TASK TO COMPLETE:
Determine how many lines in the data below contain "Chess" and write only that number.
Start of RECORDS SHOWN
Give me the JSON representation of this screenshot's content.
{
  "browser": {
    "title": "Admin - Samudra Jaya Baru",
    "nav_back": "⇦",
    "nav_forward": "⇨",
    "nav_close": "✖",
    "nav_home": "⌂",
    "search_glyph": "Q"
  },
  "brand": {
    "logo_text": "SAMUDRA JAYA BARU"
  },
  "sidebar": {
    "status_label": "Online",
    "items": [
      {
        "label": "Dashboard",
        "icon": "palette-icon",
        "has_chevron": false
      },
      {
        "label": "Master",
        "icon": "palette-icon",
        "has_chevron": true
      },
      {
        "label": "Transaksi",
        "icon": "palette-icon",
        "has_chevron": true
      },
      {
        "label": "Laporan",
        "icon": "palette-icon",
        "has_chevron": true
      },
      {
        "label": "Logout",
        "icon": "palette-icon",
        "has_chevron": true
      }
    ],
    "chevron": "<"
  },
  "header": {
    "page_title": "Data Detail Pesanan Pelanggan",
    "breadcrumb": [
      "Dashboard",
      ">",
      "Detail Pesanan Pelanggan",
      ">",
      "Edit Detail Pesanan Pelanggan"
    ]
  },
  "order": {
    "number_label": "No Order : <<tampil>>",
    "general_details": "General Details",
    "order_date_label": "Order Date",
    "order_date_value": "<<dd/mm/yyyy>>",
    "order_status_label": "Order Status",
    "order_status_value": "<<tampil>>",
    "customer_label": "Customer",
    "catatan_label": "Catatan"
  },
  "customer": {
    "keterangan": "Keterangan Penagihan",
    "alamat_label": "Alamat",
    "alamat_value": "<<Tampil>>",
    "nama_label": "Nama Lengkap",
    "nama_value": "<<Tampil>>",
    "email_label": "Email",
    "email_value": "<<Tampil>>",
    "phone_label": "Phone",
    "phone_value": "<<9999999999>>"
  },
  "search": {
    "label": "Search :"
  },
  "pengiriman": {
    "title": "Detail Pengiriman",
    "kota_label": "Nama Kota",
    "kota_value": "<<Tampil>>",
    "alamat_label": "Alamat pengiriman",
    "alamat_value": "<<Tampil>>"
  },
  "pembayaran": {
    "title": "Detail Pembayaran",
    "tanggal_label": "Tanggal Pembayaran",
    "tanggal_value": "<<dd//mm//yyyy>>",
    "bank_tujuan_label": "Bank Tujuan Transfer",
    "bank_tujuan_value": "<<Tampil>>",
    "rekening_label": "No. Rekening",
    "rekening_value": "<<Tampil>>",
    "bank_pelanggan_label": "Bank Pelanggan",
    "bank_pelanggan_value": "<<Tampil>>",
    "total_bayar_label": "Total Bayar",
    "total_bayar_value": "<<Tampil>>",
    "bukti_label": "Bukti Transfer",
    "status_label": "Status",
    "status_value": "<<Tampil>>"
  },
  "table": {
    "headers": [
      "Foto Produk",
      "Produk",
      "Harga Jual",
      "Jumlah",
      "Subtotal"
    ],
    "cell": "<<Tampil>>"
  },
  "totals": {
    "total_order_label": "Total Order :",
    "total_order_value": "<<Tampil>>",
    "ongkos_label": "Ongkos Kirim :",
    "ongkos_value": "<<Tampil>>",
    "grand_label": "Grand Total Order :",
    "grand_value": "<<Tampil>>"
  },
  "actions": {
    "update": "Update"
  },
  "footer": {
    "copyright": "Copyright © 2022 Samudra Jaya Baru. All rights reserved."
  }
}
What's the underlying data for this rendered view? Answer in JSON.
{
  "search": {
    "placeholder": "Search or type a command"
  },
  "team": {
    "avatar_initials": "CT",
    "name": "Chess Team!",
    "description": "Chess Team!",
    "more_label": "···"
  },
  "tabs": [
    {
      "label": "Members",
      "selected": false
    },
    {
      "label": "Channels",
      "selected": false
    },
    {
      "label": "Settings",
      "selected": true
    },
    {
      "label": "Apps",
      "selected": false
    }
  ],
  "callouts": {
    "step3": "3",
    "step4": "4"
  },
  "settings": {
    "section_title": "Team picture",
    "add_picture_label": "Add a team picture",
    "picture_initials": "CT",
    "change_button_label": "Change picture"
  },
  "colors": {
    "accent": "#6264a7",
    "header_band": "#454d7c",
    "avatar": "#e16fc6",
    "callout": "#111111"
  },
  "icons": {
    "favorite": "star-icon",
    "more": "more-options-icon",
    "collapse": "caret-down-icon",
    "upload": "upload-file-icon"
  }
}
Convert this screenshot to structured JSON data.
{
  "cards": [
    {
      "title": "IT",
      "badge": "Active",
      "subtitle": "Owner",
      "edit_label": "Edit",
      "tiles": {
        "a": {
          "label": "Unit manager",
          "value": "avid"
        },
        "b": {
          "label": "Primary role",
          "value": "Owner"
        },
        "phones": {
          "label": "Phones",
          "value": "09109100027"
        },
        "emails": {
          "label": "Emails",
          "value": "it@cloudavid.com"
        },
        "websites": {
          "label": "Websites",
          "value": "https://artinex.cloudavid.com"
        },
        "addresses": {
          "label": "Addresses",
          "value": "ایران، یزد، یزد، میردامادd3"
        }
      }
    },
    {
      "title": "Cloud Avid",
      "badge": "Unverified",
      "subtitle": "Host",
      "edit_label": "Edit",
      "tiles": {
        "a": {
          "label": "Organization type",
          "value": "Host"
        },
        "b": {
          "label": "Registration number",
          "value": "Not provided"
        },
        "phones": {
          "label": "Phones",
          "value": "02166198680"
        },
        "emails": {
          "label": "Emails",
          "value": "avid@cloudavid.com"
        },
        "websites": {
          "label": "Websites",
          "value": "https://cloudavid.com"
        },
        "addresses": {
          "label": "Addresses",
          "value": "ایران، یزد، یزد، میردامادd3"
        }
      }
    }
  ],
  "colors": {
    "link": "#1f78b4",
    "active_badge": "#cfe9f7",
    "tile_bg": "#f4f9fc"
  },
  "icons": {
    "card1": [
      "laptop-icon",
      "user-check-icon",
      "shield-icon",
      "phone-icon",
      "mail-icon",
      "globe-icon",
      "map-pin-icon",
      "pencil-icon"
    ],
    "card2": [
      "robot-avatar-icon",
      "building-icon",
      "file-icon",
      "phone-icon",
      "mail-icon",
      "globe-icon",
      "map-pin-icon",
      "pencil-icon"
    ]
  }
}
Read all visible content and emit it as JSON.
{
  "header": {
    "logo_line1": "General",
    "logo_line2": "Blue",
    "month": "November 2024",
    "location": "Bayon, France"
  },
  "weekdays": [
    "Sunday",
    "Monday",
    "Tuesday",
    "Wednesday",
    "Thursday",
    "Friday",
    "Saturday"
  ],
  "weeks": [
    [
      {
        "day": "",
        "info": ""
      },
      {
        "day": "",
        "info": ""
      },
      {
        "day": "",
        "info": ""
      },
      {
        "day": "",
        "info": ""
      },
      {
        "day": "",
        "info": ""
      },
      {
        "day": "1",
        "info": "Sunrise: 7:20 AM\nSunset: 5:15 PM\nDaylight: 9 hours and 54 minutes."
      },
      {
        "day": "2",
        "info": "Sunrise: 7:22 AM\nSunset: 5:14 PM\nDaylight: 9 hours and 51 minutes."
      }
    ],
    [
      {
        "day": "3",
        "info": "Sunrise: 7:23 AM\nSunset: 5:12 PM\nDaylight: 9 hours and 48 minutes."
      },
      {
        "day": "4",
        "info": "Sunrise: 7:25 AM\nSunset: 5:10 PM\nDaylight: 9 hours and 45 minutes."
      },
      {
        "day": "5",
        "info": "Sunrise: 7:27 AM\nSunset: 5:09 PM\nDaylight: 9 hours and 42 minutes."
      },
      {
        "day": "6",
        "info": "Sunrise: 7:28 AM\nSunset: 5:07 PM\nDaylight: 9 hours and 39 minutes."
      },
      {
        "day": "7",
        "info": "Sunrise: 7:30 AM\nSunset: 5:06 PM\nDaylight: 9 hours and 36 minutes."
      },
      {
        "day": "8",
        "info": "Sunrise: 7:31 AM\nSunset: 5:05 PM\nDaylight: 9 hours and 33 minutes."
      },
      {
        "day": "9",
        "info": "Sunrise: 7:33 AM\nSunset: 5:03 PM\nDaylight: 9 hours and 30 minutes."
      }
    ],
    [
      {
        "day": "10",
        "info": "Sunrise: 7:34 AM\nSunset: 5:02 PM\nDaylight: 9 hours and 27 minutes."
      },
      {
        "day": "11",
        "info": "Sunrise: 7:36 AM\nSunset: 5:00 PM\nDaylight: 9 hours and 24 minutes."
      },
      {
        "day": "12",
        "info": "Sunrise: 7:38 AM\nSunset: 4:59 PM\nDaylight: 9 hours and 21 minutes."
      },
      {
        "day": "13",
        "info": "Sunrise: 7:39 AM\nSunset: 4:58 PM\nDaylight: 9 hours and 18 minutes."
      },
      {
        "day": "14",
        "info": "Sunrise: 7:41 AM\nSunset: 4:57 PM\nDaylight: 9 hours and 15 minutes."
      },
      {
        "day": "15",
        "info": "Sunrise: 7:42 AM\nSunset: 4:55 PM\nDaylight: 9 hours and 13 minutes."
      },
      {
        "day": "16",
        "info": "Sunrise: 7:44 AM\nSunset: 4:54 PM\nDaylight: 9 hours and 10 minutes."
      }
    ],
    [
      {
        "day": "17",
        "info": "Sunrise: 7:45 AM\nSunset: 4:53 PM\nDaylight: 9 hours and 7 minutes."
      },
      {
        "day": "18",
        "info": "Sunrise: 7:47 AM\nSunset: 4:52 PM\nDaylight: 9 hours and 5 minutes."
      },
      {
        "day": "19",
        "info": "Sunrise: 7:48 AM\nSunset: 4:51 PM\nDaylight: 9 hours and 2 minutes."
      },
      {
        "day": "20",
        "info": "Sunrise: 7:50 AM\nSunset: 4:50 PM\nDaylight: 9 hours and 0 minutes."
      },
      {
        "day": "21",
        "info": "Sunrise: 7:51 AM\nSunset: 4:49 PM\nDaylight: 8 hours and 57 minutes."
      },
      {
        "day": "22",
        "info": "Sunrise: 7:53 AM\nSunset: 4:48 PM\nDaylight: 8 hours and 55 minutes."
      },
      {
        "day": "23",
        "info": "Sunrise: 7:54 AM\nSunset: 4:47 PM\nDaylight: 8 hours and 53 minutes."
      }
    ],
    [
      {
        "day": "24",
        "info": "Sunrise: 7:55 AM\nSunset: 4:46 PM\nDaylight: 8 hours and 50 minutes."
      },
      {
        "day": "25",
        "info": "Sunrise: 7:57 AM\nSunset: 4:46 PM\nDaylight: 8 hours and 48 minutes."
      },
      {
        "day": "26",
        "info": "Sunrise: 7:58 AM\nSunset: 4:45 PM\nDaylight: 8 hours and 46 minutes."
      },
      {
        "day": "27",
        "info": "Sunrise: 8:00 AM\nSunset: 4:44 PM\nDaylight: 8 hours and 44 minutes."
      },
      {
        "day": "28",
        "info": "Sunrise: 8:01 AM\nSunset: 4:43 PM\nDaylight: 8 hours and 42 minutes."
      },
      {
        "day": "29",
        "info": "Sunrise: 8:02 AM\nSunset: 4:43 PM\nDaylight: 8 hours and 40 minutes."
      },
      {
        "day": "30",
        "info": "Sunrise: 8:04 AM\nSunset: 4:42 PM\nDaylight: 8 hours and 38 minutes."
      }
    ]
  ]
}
End of RECORDS SHOWN
RESPONSE:
2